• Task to complete:
Below is a listing; copy all of it exactly.

───── Material supplied ─────

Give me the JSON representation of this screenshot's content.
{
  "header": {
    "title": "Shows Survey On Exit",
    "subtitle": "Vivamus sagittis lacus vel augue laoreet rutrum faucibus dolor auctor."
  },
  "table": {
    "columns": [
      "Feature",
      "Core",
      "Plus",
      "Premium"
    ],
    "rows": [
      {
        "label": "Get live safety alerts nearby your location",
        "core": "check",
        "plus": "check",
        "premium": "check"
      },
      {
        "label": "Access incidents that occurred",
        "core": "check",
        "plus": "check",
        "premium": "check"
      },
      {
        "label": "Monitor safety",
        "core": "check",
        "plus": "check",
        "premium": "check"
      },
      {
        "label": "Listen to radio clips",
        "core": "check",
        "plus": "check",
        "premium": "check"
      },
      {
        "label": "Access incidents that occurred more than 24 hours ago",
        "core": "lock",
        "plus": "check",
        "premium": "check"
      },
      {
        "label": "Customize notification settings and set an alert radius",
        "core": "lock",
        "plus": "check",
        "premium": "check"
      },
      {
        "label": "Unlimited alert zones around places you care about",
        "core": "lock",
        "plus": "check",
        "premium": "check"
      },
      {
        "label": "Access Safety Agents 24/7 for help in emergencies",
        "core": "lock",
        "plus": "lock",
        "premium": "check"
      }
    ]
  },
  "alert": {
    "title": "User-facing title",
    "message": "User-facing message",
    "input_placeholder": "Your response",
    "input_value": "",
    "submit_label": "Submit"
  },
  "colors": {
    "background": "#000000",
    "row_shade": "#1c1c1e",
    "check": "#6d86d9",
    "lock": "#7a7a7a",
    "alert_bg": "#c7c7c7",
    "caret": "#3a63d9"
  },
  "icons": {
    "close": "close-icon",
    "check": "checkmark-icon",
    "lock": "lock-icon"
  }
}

─────

• Finished exercise:
Give me the JSON representation of this screenshot's content.
{
  "header": {
    "title": "Shows Survey On Exit",
    "subtitle": "Vivamus sagittis lacus vel augue laoreet rutrum faucibus dolor auctor."
  },
  "table": {
    "columns": [
      "Feature",
      "Core",
      "Plus",
      "Premium"
    ],
    "rows": [
      {
        "label": "Get live safety alerts nearby your location",
        "core": "check",
        "plus": "check",
        "premium": "check"
      },
      {
        "label": "Access incidents that occurred",
        "core": "check",
        "plus": "check",
        "premium": "check"
      },
      {
        "label": "Monitor safety",
        "core": "check",
        "plus": "check",
        "premium": "check"
      },
      {
        "label": "Listen to radio clips",
        "core": "check",
        "plus": "check",
        "premium": "check"
      },
      {
        "label": "Access incidents that occurred more than 24 hours ago",
        "core": "lock",
        "plus": "check",
        "premium": "check"
      },
      {
        "label": "Customize notification settings and set an alert radius",
        "core": "lock",
        "plus": "check",
        "premium": "check"
      },
      {
        "label": "Unlimited alert zones around places you care about",
        "core": "lock",
        "plus": "check",
        "premium": "check"
      },
      {
        "label": "Access Safety Agents 24/7 for help in emergencies",
        "core": "lock",
        "plus": "lock",
        "premium": "check"
      }
    ]
  },
  "alert": {
    "title": "User-facing title",
    "message": "User-facing message",
    "input_placeholder": "Your response",
    "input_value": "",
    "submit_label": "Submit"
  },
  "colors": {
    "background": "#000000",
    "row_shade": "#1c1c1e",
    "check": "#6d86d9",
    "lock": "#7a7a7a",
    "alert_bg": "#c7c7c7",
    "caret": "#3a63d9"
  },
  "icons": {
    "close": "close-icon",
    "check": "checkmark-icon",
    "lock": "lock-icon"
  }
}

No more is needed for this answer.